§ Given records:

◆ ◆ ◆

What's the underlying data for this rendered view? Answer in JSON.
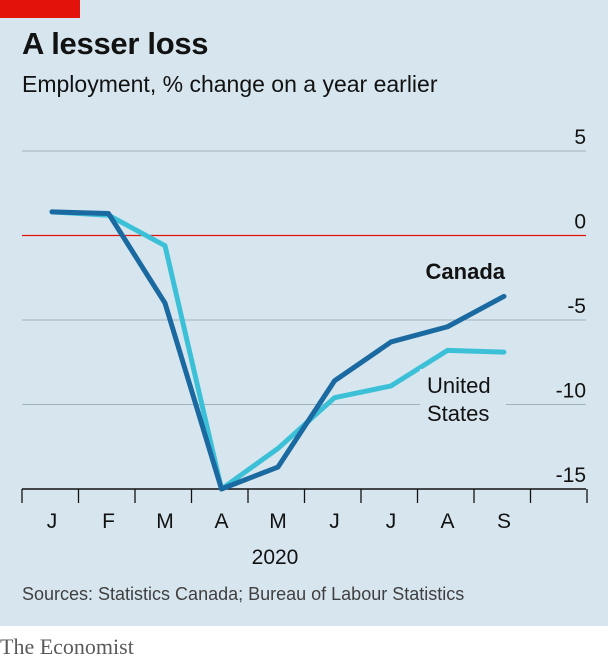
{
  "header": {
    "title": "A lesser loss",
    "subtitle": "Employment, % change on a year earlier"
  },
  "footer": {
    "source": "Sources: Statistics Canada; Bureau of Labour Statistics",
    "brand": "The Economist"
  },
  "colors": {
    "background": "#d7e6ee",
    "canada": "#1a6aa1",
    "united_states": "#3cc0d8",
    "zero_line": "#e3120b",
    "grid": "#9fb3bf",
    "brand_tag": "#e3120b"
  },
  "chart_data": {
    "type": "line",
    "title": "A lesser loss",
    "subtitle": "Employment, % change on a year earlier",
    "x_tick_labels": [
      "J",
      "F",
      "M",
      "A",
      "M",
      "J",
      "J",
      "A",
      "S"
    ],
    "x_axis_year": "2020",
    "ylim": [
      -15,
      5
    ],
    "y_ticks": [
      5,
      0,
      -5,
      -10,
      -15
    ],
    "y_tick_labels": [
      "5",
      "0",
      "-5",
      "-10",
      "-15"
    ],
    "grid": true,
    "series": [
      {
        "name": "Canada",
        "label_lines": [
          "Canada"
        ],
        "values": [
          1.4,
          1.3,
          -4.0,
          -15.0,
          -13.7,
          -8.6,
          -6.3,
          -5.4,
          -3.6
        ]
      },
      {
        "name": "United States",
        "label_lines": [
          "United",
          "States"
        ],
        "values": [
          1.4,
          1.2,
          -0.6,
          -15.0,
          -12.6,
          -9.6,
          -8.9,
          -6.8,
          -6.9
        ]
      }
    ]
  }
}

◆ ◆ ◆

Take every line that includes the string "Employment" and copy it.

§ Solution to this problem:
    "subtitle": "Employment, % change on a year earlier"
    "subtitle": "Employment, % change on a year earlier",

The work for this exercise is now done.